Entries with figure data:
▬▬▬▬▬▬▬▬▬▬

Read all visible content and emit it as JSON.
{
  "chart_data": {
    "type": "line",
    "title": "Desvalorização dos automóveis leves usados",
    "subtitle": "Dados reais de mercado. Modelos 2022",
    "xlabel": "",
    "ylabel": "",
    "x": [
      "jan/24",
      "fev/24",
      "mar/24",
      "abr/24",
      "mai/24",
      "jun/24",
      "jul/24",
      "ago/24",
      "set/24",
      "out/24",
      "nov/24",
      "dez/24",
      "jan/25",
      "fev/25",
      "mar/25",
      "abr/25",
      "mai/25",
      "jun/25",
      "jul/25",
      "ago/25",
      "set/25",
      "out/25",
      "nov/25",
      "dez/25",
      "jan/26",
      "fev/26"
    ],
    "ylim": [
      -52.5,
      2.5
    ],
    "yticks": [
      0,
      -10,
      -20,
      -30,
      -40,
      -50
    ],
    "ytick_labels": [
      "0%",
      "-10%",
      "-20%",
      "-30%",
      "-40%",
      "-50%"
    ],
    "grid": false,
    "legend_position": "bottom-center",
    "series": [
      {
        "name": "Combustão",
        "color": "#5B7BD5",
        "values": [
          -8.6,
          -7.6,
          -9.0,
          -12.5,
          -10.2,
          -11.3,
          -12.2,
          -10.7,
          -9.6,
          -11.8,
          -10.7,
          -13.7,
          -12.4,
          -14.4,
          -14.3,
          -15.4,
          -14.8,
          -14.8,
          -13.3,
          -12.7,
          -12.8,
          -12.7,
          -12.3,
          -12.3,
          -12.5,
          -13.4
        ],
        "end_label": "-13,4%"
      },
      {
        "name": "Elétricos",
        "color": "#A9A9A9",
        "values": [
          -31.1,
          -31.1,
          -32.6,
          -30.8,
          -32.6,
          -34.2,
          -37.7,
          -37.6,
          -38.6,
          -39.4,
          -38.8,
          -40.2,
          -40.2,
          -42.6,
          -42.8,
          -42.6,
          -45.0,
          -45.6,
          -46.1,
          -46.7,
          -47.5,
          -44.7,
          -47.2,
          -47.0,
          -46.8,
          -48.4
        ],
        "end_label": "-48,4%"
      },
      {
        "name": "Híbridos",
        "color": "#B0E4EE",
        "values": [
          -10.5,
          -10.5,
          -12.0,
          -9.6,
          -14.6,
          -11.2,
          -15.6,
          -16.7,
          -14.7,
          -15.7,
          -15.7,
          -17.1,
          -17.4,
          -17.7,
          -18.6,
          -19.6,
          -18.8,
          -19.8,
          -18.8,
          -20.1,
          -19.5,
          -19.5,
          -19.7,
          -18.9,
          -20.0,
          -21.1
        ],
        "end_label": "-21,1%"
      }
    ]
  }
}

▬▬▬▬▬▬▬▬▬▬

Show every line that contains the word "color".

        "color": "#5B7BD5",
        "color": "#A9A9A9",
        "color": "#B0E4EE",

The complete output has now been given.